* _Given instruction_
Scan the entries below and report only how many lines contain "plain".

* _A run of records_
■ ■ ■ ■

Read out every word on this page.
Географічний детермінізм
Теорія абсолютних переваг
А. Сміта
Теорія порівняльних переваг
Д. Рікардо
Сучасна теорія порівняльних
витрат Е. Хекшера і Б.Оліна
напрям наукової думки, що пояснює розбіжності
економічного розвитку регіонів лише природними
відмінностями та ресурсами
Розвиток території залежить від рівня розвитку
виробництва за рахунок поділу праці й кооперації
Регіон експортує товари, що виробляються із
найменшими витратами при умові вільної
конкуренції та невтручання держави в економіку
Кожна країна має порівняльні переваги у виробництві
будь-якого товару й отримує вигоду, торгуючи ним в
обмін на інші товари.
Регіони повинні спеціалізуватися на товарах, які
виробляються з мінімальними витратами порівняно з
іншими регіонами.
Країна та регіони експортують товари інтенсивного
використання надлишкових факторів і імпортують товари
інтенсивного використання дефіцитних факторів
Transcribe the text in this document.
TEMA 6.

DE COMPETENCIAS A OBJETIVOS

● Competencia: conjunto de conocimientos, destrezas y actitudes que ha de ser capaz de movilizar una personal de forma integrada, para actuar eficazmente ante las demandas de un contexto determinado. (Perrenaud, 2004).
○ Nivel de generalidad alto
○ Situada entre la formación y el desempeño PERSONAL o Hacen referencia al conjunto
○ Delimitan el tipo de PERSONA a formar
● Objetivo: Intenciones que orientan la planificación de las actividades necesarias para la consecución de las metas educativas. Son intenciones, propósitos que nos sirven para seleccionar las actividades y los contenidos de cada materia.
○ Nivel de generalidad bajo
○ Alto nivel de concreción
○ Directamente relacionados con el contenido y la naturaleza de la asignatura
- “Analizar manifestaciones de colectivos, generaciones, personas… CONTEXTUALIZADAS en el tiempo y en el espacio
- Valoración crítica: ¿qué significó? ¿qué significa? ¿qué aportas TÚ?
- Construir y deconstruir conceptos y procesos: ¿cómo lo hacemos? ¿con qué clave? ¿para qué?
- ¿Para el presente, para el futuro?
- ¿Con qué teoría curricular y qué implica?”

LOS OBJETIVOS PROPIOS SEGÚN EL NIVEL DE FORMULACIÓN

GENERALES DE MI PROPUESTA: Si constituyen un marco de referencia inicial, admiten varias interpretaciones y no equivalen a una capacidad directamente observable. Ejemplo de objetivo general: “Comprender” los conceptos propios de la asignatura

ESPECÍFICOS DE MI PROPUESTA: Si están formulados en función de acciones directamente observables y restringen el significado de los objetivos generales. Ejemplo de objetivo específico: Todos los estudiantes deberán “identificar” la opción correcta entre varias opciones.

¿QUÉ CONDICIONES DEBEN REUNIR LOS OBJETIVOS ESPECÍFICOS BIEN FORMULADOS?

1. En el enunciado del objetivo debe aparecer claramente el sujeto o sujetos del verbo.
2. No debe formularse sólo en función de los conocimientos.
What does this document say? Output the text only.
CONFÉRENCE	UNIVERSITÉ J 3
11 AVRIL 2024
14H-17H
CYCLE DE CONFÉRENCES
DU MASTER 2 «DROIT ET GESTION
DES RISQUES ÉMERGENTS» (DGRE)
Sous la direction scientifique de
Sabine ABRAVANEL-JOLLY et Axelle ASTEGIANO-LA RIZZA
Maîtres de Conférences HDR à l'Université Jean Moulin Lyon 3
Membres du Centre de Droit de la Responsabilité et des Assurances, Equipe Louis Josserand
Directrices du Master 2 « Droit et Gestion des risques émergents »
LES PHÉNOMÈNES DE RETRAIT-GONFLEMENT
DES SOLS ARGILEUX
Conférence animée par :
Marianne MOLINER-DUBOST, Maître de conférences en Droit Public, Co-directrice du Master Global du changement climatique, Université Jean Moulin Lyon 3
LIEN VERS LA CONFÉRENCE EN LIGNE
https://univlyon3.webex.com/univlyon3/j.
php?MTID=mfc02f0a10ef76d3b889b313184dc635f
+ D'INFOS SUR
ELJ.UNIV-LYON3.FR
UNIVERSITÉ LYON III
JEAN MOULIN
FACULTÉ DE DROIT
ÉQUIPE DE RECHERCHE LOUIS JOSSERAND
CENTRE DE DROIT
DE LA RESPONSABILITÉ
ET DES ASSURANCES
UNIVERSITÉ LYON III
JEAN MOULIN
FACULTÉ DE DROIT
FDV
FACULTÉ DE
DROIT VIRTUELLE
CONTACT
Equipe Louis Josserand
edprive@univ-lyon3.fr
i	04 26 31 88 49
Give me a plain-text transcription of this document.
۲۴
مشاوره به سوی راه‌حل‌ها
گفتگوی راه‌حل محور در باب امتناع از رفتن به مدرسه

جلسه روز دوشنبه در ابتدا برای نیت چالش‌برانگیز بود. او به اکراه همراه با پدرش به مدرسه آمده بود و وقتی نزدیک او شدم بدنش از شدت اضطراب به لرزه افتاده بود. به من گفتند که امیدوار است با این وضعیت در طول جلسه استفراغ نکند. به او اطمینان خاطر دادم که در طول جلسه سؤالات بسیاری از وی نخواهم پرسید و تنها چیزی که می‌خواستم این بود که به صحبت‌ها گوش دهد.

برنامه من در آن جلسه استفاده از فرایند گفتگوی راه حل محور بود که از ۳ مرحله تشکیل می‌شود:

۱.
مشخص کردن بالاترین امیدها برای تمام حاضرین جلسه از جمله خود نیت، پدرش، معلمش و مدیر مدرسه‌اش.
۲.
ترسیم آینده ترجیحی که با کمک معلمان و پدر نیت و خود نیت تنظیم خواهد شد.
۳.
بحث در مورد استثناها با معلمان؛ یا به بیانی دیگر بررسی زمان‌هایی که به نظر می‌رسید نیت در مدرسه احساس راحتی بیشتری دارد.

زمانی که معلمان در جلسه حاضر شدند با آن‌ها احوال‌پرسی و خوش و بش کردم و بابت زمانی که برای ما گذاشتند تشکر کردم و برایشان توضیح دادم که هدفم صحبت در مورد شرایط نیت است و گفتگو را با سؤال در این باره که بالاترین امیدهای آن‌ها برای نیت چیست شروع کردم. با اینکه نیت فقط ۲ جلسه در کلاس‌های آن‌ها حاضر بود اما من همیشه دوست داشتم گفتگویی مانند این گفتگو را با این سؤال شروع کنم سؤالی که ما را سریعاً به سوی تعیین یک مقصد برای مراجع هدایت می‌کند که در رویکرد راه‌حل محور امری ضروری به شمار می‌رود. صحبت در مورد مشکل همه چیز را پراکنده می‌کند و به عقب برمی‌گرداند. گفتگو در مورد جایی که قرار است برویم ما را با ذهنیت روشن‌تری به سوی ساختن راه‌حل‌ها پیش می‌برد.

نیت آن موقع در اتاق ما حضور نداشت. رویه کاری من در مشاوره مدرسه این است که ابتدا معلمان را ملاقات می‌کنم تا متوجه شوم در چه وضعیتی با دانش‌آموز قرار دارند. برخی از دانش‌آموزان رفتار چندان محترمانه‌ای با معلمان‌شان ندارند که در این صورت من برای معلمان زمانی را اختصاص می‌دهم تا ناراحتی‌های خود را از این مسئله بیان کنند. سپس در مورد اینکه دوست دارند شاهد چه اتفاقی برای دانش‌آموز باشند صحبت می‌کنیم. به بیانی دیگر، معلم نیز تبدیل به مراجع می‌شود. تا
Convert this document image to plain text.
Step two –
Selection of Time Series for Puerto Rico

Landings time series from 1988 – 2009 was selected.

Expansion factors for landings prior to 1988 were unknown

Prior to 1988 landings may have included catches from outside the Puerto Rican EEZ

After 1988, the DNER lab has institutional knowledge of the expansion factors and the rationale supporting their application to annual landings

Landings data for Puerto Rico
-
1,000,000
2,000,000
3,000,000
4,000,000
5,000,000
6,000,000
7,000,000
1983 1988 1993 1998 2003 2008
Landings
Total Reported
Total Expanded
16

■ ■ ■ ■

* _The result_
2